### [MATERIAL SHOWN]

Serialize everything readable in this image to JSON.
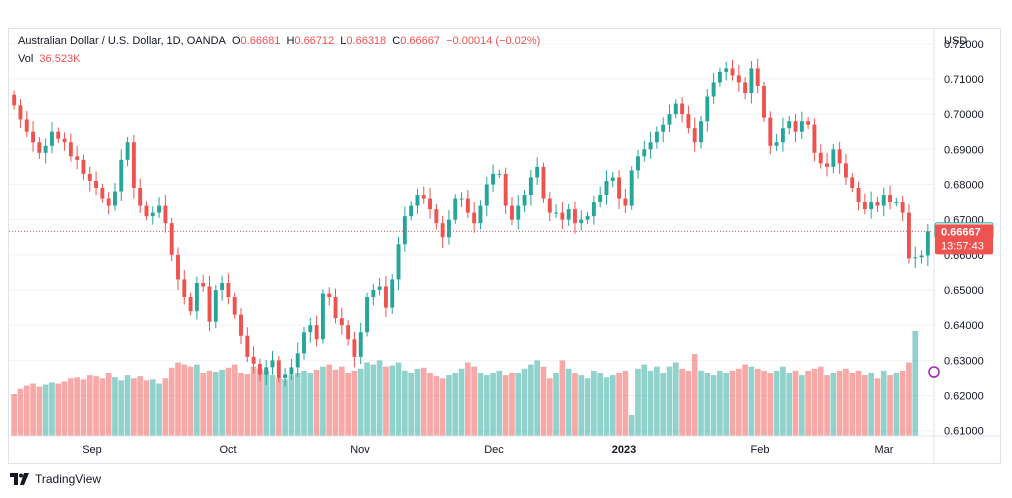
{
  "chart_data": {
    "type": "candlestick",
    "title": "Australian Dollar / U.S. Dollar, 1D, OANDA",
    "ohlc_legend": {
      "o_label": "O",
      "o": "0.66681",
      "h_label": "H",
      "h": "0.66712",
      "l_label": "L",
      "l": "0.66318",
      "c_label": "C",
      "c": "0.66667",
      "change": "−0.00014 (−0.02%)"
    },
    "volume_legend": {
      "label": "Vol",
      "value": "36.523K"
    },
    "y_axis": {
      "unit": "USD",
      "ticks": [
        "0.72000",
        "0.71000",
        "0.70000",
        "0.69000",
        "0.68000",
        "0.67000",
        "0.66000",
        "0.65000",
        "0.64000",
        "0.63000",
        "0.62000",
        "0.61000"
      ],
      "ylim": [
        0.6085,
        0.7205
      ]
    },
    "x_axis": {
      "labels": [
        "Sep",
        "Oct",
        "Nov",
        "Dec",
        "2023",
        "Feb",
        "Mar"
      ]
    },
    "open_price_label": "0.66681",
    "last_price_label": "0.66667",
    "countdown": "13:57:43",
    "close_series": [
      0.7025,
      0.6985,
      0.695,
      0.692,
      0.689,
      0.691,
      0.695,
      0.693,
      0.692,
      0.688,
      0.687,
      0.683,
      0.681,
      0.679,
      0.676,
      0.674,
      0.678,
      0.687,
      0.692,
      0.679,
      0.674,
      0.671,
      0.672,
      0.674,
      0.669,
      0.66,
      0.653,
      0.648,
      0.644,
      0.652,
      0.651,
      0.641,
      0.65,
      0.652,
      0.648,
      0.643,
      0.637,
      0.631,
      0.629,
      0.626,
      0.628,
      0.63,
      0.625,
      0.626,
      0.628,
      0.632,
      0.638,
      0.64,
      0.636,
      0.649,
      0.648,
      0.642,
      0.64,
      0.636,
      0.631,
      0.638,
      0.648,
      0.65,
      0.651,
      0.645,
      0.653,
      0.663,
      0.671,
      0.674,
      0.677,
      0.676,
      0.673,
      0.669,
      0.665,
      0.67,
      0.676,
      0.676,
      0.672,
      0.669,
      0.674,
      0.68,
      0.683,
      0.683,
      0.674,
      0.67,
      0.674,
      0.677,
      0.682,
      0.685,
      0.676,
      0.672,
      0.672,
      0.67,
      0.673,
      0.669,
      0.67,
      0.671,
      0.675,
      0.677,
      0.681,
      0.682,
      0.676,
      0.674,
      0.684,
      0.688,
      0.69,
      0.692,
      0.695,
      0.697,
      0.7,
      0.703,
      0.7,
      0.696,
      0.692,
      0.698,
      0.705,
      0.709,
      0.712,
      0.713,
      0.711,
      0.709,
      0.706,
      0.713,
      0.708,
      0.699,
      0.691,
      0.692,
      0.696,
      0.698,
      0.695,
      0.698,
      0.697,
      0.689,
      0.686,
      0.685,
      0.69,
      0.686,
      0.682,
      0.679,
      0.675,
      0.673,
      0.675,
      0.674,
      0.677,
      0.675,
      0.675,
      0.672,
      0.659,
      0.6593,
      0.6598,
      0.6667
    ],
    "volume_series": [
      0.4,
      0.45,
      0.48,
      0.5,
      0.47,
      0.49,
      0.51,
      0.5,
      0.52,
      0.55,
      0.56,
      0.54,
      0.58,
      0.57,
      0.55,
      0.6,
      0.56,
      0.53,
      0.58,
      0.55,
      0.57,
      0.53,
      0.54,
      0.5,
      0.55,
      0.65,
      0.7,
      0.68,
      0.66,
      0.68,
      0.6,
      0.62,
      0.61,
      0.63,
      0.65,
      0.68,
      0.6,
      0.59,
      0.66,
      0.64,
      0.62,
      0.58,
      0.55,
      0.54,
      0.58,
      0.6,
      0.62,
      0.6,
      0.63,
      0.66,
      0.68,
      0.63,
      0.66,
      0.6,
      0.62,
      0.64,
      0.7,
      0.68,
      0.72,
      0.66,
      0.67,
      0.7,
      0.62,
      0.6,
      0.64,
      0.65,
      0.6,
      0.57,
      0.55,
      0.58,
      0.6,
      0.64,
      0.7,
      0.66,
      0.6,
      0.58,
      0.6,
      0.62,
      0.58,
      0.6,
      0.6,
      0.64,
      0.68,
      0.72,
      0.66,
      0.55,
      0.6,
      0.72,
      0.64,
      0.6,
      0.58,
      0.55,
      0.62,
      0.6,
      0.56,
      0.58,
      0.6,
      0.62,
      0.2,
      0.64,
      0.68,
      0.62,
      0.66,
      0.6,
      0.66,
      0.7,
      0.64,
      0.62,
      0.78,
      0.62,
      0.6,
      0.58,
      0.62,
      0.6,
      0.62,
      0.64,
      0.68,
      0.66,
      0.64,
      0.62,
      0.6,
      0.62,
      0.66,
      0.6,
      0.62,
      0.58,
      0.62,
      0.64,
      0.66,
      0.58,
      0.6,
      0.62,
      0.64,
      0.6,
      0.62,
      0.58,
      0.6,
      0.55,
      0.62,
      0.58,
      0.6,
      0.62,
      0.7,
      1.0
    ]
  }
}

### [THE REQUEST]
Reproduce every line above as written, skipping pictures.

### [ANSWER BELOW]
Serialize everything readable in this image to JSON.
{
  "chart_data": {
    "type": "candlestick",
    "title": "Australian Dollar / U.S. Dollar, 1D, OANDA",
    "ohlc_legend": {
      "o_label": "O",
      "o": "0.66681",
      "h_label": "H",
      "h": "0.66712",
      "l_label": "L",
      "l": "0.66318",
      "c_label": "C",
      "c": "0.66667",
      "change": "−0.00014 (−0.02%)"
    },
    "volume_legend": {
      "label": "Vol",
      "value": "36.523K"
    },
    "y_axis": {
      "unit": "USD",
      "ticks": [
        "0.72000",
        "0.71000",
        "0.70000",
        "0.69000",
        "0.68000",
        "0.67000",
        "0.66000",
        "0.65000",
        "0.64000",
        "0.63000",
        "0.62000",
        "0.61000"
      ],
      "ylim": [
        0.6085,
        0.7205
      ]
    },
    "x_axis": {
      "labels": [
        "Sep",
        "Oct",
        "Nov",
        "Dec",
        "2023",
        "Feb",
        "Mar"
      ]
    },
    "open_price_label": "0.66681",
    "last_price_label": "0.66667",
    "countdown": "13:57:43",
    "close_series": [
      0.7025,
      0.6985,
      0.695,
      0.692,
      0.689,
      0.691,
      0.695,
      0.693,
      0.692,
      0.688,
      0.687,
      0.683,
      0.681,
      0.679,
      0.676,
      0.674,
      0.678,
      0.687,
      0.692,
      0.679,
      0.674,
      0.671,
      0.672,
      0.674,
      0.669,
      0.66,
      0.653,
      0.648,
      0.644,
      0.652,
      0.651,
      0.641,
      0.65,
      0.652,
      0.648,
      0.643,
      0.637,
      0.631,
      0.629,
      0.626,
      0.628,
      0.63,
      0.625,
      0.626,
      0.628,
      0.632,
      0.638,
      0.64,
      0.636,
      0.649,
      0.648,
      0.642,
      0.64,
      0.636,
      0.631,
      0.638,
      0.648,
      0.65,
      0.651,
      0.645,
      0.653,
      0.663,
      0.671,
      0.674,
      0.677,
      0.676,
      0.673,
      0.669,
      0.665,
      0.67,
      0.676,
      0.676,
      0.672,
      0.669,
      0.674,
      0.68,
      0.683,
      0.683,
      0.674,
      0.67,
      0.674,
      0.677,
      0.682,
      0.685,
      0.676,
      0.672,
      0.672,
      0.67,
      0.673,
      0.669,
      0.67,
      0.671,
      0.675,
      0.677,
      0.681,
      0.682,
      0.676,
      0.674,
      0.684,
      0.688,
      0.69,
      0.692,
      0.695,
      0.697,
      0.7,
      0.703,
      0.7,
      0.696,
      0.692,
      0.698,
      0.705,
      0.709,
      0.712,
      0.713,
      0.711,
      0.709,
      0.706,
      0.713,
      0.708,
      0.699,
      0.691,
      0.692,
      0.696,
      0.698,
      0.695,
      0.698,
      0.697,
      0.689,
      0.686,
      0.685,
      0.69,
      0.686,
      0.682,
      0.679,
      0.675,
      0.673,
      0.675,
      0.674,
      0.677,
      0.675,
      0.675,
      0.672,
      0.659,
      0.6593,
      0.6598,
      0.6667
    ],
    "volume_series": [
      0.4,
      0.45,
      0.48,
      0.5,
      0.47,
      0.49,
      0.51,
      0.5,
      0.52,
      0.55,
      0.56,
      0.54,
      0.58,
      0.57,
      0.55,
      0.6,
      0.56,
      0.53,
      0.58,
      0.55,
      0.57,
      0.53,
      0.54,
      0.5,
      0.55,
      0.65,
      0.7,
      0.68,
      0.66,
      0.68,
      0.6,
      0.62,
      0.61,
      0.63,
      0.65,
      0.68,
      0.6,
      0.59,
      0.66,
      0.64,
      0.62,
      0.58,
      0.55,
      0.54,
      0.58,
      0.6,
      0.62,
      0.6,
      0.63,
      0.66,
      0.68,
      0.63,
      0.66,
      0.6,
      0.62,
      0.64,
      0.7,
      0.68,
      0.72,
      0.66,
      0.67,
      0.7,
      0.62,
      0.6,
      0.64,
      0.65,
      0.6,
      0.57,
      0.55,
      0.58,
      0.6,
      0.64,
      0.7,
      0.66,
      0.6,
      0.58,
      0.6,
      0.62,
      0.58,
      0.6,
      0.6,
      0.64,
      0.68,
      0.72,
      0.66,
      0.55,
      0.6,
      0.72,
      0.64,
      0.6,
      0.58,
      0.55,
      0.62,
      0.6,
      0.56,
      0.58,
      0.6,
      0.62,
      0.2,
      0.64,
      0.68,
      0.62,
      0.66,
      0.6,
      0.66,
      0.7,
      0.64,
      0.62,
      0.78,
      0.62,
      0.6,
      0.58,
      0.62,
      0.6,
      0.62,
      0.64,
      0.68,
      0.66,
      0.64,
      0.62,
      0.6,
      0.62,
      0.66,
      0.6,
      0.62,
      0.58,
      0.62,
      0.64,
      0.66,
      0.58,
      0.6,
      0.62,
      0.64,
      0.6,
      0.62,
      0.58,
      0.6,
      0.55,
      0.62,
      0.58,
      0.6,
      0.62,
      0.7,
      1.0
    ]
  }
}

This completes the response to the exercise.